:: Records
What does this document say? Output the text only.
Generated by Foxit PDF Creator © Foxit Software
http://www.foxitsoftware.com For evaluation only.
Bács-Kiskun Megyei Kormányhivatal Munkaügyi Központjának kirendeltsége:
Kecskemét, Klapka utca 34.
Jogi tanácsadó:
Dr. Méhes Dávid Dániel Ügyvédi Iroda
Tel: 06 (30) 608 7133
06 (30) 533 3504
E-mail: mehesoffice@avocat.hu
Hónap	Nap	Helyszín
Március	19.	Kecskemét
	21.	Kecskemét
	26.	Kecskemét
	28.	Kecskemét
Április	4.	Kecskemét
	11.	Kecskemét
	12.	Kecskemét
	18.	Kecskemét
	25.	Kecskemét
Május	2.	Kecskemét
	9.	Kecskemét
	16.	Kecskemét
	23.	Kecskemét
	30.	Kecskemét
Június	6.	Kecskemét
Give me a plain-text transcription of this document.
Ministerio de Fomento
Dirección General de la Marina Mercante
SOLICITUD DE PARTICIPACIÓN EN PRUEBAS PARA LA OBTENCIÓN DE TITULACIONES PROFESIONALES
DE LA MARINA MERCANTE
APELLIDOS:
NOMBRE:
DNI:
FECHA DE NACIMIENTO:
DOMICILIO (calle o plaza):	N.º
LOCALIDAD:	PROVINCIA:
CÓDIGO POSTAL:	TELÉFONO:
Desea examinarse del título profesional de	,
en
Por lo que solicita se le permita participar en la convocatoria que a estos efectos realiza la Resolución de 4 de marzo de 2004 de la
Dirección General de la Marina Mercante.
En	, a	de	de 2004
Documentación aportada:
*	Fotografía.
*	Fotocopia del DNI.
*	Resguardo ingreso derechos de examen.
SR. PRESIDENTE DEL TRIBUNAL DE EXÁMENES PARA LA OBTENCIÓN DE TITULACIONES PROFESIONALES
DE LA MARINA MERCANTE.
::::
Work out how many lines of the data above contain the string "PARA" and give the number alone.

2